— Begin Data to process —
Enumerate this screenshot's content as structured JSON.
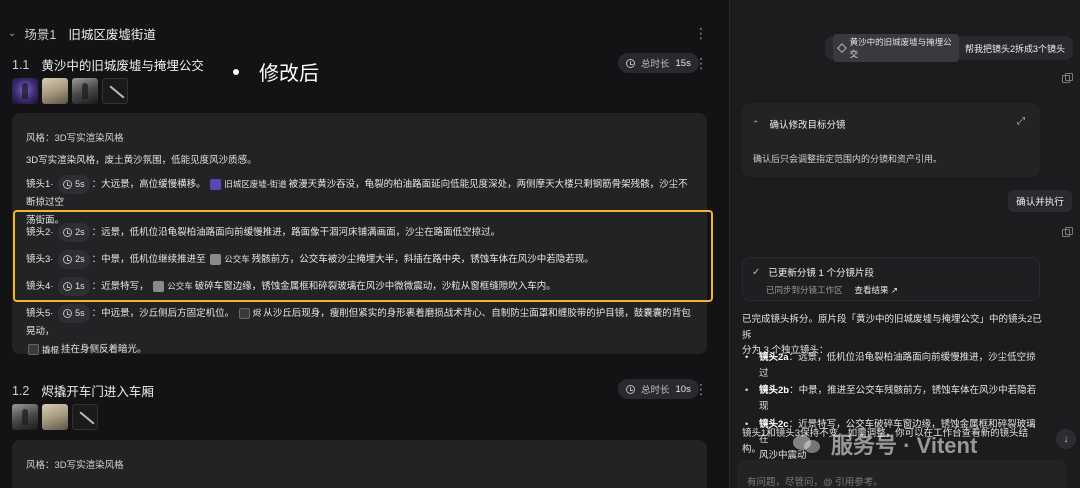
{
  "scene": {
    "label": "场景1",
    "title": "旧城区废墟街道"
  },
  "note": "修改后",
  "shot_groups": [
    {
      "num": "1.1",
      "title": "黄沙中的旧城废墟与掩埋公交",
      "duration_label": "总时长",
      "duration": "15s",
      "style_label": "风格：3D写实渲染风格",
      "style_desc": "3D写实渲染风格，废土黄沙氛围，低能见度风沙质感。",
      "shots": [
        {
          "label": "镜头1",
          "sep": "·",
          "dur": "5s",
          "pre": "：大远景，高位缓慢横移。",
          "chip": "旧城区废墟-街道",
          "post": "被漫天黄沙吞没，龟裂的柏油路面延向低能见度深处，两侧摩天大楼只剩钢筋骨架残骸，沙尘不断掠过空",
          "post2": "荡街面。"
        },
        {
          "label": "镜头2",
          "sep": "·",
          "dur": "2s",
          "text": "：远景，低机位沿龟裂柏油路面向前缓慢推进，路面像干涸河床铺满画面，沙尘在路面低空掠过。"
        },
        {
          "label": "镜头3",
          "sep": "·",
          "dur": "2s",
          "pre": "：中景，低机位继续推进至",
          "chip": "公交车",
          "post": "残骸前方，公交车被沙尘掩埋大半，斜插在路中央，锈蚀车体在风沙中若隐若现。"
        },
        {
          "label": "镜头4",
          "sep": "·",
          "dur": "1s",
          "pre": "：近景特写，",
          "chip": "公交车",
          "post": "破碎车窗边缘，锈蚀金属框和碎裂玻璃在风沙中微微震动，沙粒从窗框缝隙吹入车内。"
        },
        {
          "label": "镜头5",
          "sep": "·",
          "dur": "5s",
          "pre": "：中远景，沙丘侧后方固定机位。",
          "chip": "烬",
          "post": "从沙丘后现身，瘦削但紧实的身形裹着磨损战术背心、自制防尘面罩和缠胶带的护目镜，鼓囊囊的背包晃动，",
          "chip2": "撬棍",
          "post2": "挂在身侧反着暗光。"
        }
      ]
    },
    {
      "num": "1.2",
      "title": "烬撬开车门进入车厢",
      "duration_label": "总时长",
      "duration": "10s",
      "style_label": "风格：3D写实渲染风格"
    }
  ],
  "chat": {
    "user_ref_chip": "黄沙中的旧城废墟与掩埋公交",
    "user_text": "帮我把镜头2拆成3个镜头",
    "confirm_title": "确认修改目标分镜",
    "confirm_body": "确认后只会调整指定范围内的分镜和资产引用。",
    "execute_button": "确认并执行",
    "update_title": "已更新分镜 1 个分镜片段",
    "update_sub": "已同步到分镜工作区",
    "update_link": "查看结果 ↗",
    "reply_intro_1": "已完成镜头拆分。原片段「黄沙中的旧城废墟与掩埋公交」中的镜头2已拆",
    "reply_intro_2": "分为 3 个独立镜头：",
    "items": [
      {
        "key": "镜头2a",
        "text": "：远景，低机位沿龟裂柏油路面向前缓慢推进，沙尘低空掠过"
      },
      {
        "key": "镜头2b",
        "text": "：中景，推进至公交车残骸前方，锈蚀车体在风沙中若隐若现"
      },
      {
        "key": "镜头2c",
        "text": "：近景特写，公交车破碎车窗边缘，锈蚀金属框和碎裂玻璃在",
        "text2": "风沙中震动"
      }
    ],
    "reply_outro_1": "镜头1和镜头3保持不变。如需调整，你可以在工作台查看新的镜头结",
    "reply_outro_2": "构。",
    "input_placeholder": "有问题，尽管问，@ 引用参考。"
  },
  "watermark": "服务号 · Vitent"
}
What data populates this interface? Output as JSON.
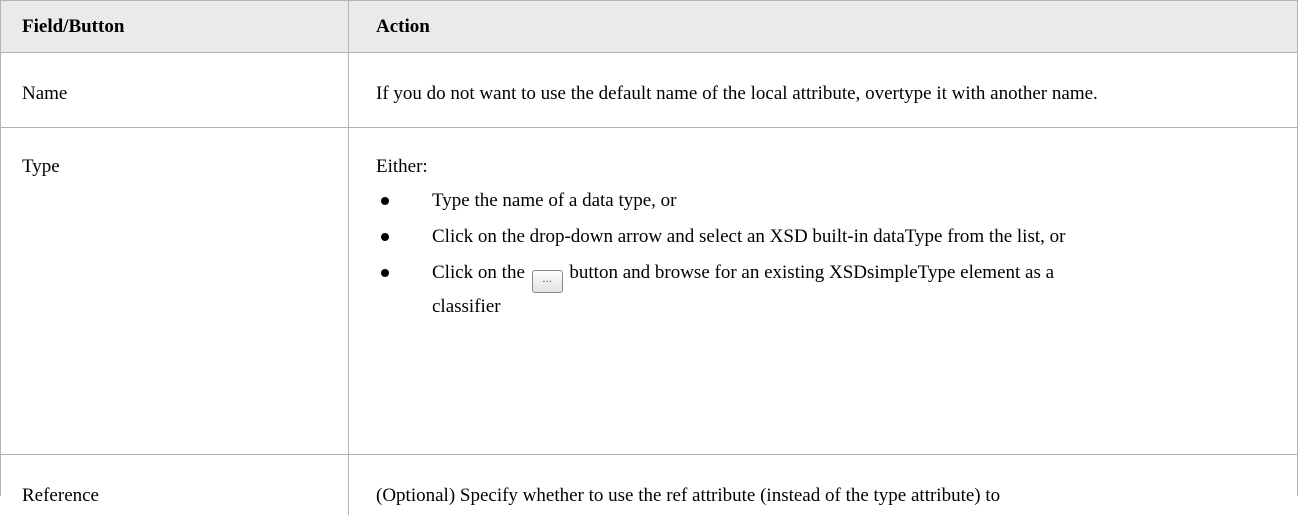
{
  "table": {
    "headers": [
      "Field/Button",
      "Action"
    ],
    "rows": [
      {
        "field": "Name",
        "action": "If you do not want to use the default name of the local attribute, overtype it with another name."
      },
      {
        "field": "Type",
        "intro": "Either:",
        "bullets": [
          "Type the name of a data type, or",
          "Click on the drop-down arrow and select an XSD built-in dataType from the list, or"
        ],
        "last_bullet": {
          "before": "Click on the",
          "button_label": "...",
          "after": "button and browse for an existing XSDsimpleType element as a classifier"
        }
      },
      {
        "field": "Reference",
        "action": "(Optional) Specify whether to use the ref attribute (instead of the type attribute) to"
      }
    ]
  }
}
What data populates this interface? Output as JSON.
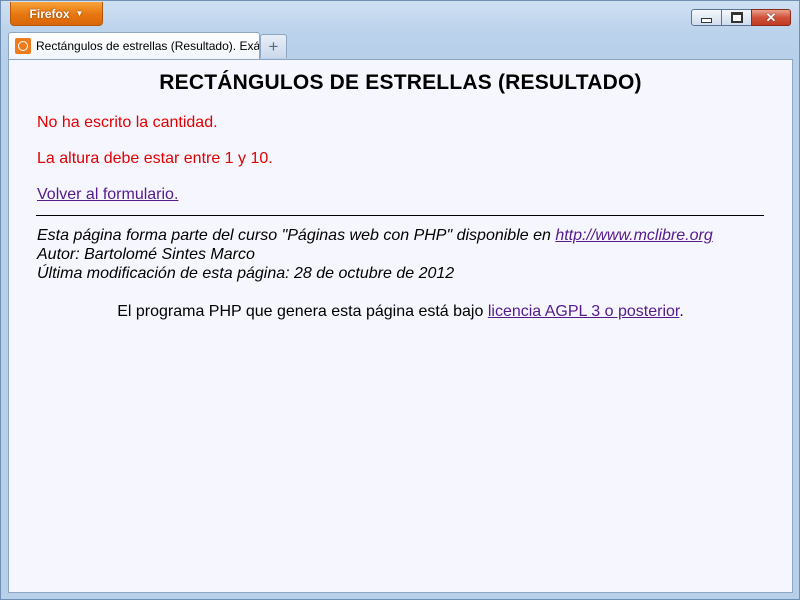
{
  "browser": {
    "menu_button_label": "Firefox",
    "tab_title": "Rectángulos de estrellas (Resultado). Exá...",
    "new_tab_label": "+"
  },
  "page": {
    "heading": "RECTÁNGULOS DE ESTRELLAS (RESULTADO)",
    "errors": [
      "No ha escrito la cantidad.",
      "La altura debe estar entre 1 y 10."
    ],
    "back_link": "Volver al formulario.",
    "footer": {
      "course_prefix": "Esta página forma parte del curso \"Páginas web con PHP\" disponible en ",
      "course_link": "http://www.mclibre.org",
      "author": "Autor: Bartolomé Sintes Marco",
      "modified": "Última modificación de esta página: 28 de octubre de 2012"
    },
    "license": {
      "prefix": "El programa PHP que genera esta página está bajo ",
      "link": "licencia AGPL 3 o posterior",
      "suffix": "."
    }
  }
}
— End Data to process —
Repeat the listing above exactly, with no pictures.

**Full output**
Enumerate this screenshot's content as structured JSON.
{
  "scene": {
    "label": "场景1",
    "title": "旧城区废墟街道"
  },
  "note": "修改后",
  "shot_groups": [
    {
      "num": "1.1",
      "title": "黄沙中的旧城废墟与掩埋公交",
      "duration_label": "总时长",
      "duration": "15s",
      "style_label": "风格：3D写实渲染风格",
      "style_desc": "3D写实渲染风格，废土黄沙氛围，低能见度风沙质感。",
      "shots": [
        {
          "label": "镜头1",
          "sep": "·",
          "dur": "5s",
          "pre": "：大远景，高位缓慢横移。",
          "chip": "旧城区废墟-街道",
          "post": "被漫天黄沙吞没，龟裂的柏油路面延向低能见度深处，两侧摩天大楼只剩钢筋骨架残骸，沙尘不断掠过空",
          "post2": "荡街面。"
        },
        {
          "label": "镜头2",
          "sep": "·",
          "dur": "2s",
          "text": "：远景，低机位沿龟裂柏油路面向前缓慢推进，路面像干涸河床铺满画面，沙尘在路面低空掠过。"
        },
        {
          "label": "镜头3",
          "sep": "·",
          "dur": "2s",
          "pre": "：中景，低机位继续推进至",
          "chip": "公交车",
          "post": "残骸前方，公交车被沙尘掩埋大半，斜插在路中央，锈蚀车体在风沙中若隐若现。"
        },
        {
          "label": "镜头4",
          "sep": "·",
          "dur": "1s",
          "pre": "：近景特写，",
          "chip": "公交车",
          "post": "破碎车窗边缘，锈蚀金属框和碎裂玻璃在风沙中微微震动，沙粒从窗框缝隙吹入车内。"
        },
        {
          "label": "镜头5",
          "sep": "·",
          "dur": "5s",
          "pre": "：中远景，沙丘侧后方固定机位。",
          "chip": "烬",
          "post": "从沙丘后现身，瘦削但紧实的身形裹着磨损战术背心、自制防尘面罩和缠胶带的护目镜，鼓囊囊的背包晃动，",
          "chip2": "撬棍",
          "post2": "挂在身侧反着暗光。"
        }
      ]
    },
    {
      "num": "1.2",
      "title": "烬撬开车门进入车厢",
      "duration_label": "总时长",
      "duration": "10s",
      "style_label": "风格：3D写实渲染风格"
    }
  ],
  "chat": {
    "user_ref_chip": "黄沙中的旧城废墟与掩埋公交",
    "user_text": "帮我把镜头2拆成3个镜头",
    "confirm_title": "确认修改目标分镜",
    "confirm_body": "确认后只会调整指定范围内的分镜和资产引用。",
    "execute_button": "确认并执行",
    "update_title": "已更新分镜 1 个分镜片段",
    "update_sub": "已同步到分镜工作区",
    "update_link": "查看结果 ↗",
    "reply_intro_1": "已完成镜头拆分。原片段「黄沙中的旧城废墟与掩埋公交」中的镜头2已拆",
    "reply_intro_2": "分为 3 个独立镜头：",
    "items": [
      {
        "key": "镜头2a",
        "text": "：远景，低机位沿龟裂柏油路面向前缓慢推进，沙尘低空掠过"
      },
      {
        "key": "镜头2b",
        "text": "：中景，推进至公交车残骸前方，锈蚀车体在风沙中若隐若现"
      },
      {
        "key": "镜头2c",
        "text": "：近景特写，公交车破碎车窗边缘，锈蚀金属框和碎裂玻璃在",
        "text2": "风沙中震动"
      }
    ],
    "reply_outro_1": "镜头1和镜头3保持不变。如需调整，你可以在工作台查看新的镜头结",
    "reply_outro_2": "构。",
    "input_placeholder": "有问题，尽管问，@ 引用参考。"
  },
  "watermark": "服务号 · Vitent"
}
What data populates this interface? Output as JSON.
{
  "table": {
    "headers": [
      "Field/Button",
      "Action"
    ],
    "rows": [
      {
        "field": "Name",
        "action": "If you do not want to use the default name of the local attribute, overtype it with another name."
      },
      {
        "field": "Type",
        "intro": "Either:",
        "bullets": [
          "Type the name of a data type, or",
          "Click on the drop-down arrow and select an XSD built-in dataType from the list, or"
        ],
        "last_bullet": {
          "before": "Click on the",
          "button_label": "...",
          "after": "button and browse for an existing XSDsimpleType element as a classifier"
        }
      },
      {
        "field": "Reference",
        "action": "(Optional) Specify whether to use the ref attribute (instead of the type attribute) to"
      }
    ]
  }
}
What data populates this interface? Output as JSON.
{
  "browser": {
    "menu_button_label": "Firefox",
    "tab_title": "Rectángulos de estrellas (Resultado). Exá...",
    "new_tab_label": "+"
  },
  "page": {
    "heading": "RECTÁNGULOS DE ESTRELLAS (RESULTADO)",
    "errors": [
      "No ha escrito la cantidad.",
      "La altura debe estar entre 1 y 10."
    ],
    "back_link": "Volver al formulario.",
    "footer": {
      "course_prefix": "Esta página forma parte del curso \"Páginas web con PHP\" disponible en ",
      "course_link": "http://www.mclibre.org",
      "author": "Autor: Bartolomé Sintes Marco",
      "modified": "Última modificación de esta página: 28 de octubre de 2012"
    },
    "license": {
      "prefix": "El programa PHP que genera esta página está bajo ",
      "link": "licencia AGPL 3 o posterior",
      "suffix": "."
    }
  }
}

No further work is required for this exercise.